(TASK)
Every line below is to be copied exactly, with the pictures left out.

(begin)

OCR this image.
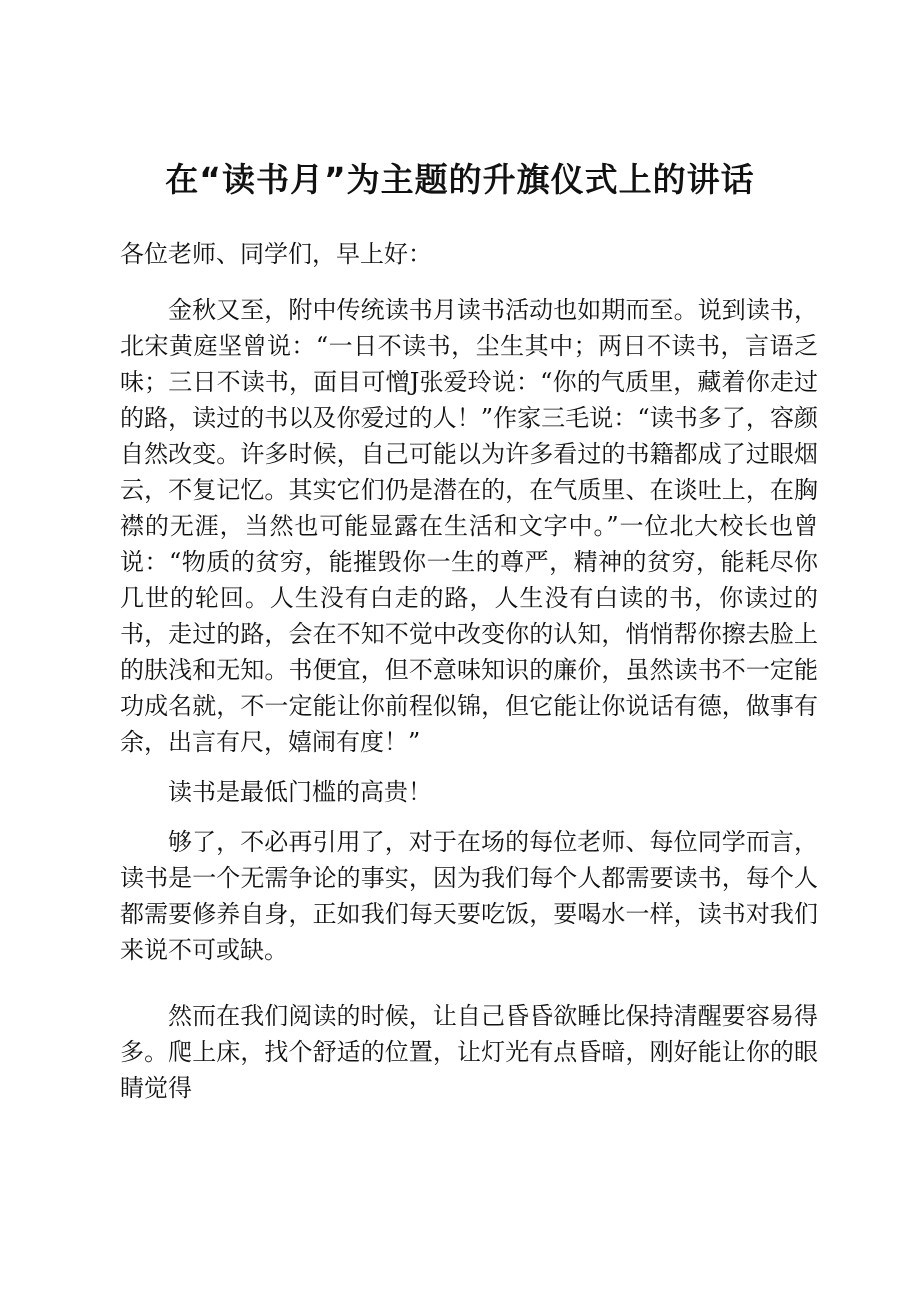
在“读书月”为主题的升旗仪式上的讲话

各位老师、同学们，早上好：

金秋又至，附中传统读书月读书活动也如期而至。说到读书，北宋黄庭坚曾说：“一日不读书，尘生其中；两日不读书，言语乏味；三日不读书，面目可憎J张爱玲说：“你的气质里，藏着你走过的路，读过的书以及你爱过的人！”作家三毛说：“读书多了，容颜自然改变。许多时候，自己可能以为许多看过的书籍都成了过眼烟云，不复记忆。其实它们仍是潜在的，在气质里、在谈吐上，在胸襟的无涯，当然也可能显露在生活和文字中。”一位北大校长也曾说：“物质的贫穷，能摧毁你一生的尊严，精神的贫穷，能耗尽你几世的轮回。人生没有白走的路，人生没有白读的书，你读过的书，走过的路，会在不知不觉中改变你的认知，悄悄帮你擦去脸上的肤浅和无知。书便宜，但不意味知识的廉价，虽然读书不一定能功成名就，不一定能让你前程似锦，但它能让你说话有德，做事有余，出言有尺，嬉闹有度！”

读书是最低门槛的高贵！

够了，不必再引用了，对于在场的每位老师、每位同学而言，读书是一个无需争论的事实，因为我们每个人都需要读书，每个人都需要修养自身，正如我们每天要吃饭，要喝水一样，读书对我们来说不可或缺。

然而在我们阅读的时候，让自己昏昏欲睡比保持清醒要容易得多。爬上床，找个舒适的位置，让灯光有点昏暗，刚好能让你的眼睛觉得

(end)

(CORRECT RESULT)
OCR this image.
在“读书月”为主题的升旗仪式上的讲话

各位老师、同学们，早上好：

金秋又至，附中传统读书月读书活动也如期而至。说到读书，北宋黄庭坚曾说：“一日不读书，尘生其中；两日不读书，言语乏味；三日不读书，面目可憎J张爱玲说：“你的气质里，藏着你走过的路，读过的书以及你爱过的人！”作家三毛说：“读书多了，容颜自然改变。许多时候，自己可能以为许多看过的书籍都成了过眼烟云，不复记忆。其实它们仍是潜在的，在气质里、在谈吐上，在胸襟的无涯，当然也可能显露在生活和文字中。”一位北大校长也曾说：“物质的贫穷，能摧毁你一生的尊严，精神的贫穷，能耗尽你几世的轮回。人生没有白走的路，人生没有白读的书，你读过的书，走过的路，会在不知不觉中改变你的认知，悄悄帮你擦去脸上的肤浅和无知。书便宜，但不意味知识的廉价，虽然读书不一定能功成名就，不一定能让你前程似锦，但它能让你说话有德，做事有余，出言有尺，嬉闹有度！”

读书是最低门槛的高贵！

够了，不必再引用了，对于在场的每位老师、每位同学而言，读书是一个无需争论的事实，因为我们每个人都需要读书，每个人都需要修养自身，正如我们每天要吃饭，要喝水一样，读书对我们来说不可或缺。

然而在我们阅读的时候，让自己昏昏欲睡比保持清醒要容易得多。爬上床，找个舒适的位置，让灯光有点昏暗，刚好能让你的眼睛觉得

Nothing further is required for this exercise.